=== Text shown ===

*** Begin section ***

Staff, Students and the General Public are invited to attend the Henry Cohen History of Medicine lecture 2025 entitled “Can History Help Solve the Mental Health Crisis? Five Insights from the Past” with speaker Professor Matt Smith from the University of Strathclyde.
Rates of mental illness are rising, waiting lists are lengthy and recent BBC programmes have revealed scandalous conditions and abuse at psychiatric facilities. Apart from demanding more funds to support an ineffective mental health system, few solutions have been suggested. What if we’re looking in the wrong place? History provides examples of preventive approaches to mental health, ranging from the role of diet and nature in preserving good mental health to acknowledging the detrimental effect of socioeconomic problems. Past societies also accepted that there were many different ways of being ‘normal’. Most solutions, historic and present, have required investment. What are we willing to pay?

*** End section ***

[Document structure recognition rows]

*** Begin section ***

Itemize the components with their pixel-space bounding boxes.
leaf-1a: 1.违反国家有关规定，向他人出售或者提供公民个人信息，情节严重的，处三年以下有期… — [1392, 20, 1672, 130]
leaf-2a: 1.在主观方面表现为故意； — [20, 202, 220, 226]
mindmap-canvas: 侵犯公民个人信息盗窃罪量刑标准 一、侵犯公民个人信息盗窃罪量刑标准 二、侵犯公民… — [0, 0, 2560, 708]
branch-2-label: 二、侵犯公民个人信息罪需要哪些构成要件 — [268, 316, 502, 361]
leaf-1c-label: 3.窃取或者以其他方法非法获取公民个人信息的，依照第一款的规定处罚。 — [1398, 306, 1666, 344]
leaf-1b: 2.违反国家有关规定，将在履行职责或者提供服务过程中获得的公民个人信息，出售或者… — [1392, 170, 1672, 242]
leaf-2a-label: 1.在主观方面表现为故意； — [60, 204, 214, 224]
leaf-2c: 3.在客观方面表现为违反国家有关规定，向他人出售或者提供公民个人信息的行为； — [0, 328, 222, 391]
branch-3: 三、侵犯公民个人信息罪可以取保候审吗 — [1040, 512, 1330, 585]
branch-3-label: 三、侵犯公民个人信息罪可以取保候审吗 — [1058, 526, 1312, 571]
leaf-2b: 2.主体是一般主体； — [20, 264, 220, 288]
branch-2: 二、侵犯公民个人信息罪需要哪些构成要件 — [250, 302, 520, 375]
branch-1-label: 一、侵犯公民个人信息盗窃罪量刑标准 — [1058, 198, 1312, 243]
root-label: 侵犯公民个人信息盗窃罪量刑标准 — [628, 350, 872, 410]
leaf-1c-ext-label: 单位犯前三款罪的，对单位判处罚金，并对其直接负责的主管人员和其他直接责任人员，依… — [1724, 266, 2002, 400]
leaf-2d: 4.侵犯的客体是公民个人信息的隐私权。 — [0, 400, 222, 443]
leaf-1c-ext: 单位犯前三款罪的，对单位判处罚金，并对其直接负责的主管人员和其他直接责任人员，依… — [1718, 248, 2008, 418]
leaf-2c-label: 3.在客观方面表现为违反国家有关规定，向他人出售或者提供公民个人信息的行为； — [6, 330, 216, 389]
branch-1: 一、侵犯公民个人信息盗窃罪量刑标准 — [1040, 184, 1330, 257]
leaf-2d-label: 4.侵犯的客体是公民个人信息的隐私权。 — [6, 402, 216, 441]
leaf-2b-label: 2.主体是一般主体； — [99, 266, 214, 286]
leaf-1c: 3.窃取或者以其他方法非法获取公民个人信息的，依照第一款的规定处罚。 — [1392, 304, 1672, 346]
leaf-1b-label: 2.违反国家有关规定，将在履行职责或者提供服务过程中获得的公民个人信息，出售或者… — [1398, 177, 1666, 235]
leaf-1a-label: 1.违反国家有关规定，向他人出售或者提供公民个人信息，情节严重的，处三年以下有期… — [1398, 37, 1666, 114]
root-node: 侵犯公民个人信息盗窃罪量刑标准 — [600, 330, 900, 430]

*** End section ***

=== Study questions ===
1. Print everything in the lecture announcement from "Rates of mental" down to "willing to pay?".
2. Carry on the lecture announcement from the point where it stops.

=== Answer set ===
1.
Rates of mental illness are rising, waiting lists are lengthy and recent BBC programmes have revealed scandalous conditions and abuse at psychiatric facilities. Apart from demanding more funds to support an ineffective mental health system, few solutions have been suggested. What if we’re looking in the wrong place? History provides examples of preventive approaches to mental health, ranging from the role of diet and nature in preserving good mental health to acknowledging the detrimental effect of socioeconomic problems. Past societies also accepted that there were many different ways of being ‘normal’. Most solutions, historic and present, have required investment. What are we willing to pay?

2.
Matthew Smith is Professor of Health History at the University of Strathclyde’s Centre for the Social History of Health and Healthcare, where he is also one of the University’s co-leads for the strategic theme: Health and Wellbeing. His books, include The First Resort: The History of Social Psychiatry in the United States and Hyperactive: The Controversial History of ADHD. He is co-editor of three edited volumes, including Preventing Mental Illness: Past, Present and Future and Deinstitutionalisation and After: Post-War Psychiatry in the Western World. Matthew is a BBC/AHRC New Generation Thinker and co-edits the Palgrave book series ‘Mental Health in Historical Perspective’.
The event takes place on Thursday, 22 May at 17:30 at the Liverpool Medical Institution, followed by an informal drinks reception at 18:30-19:30.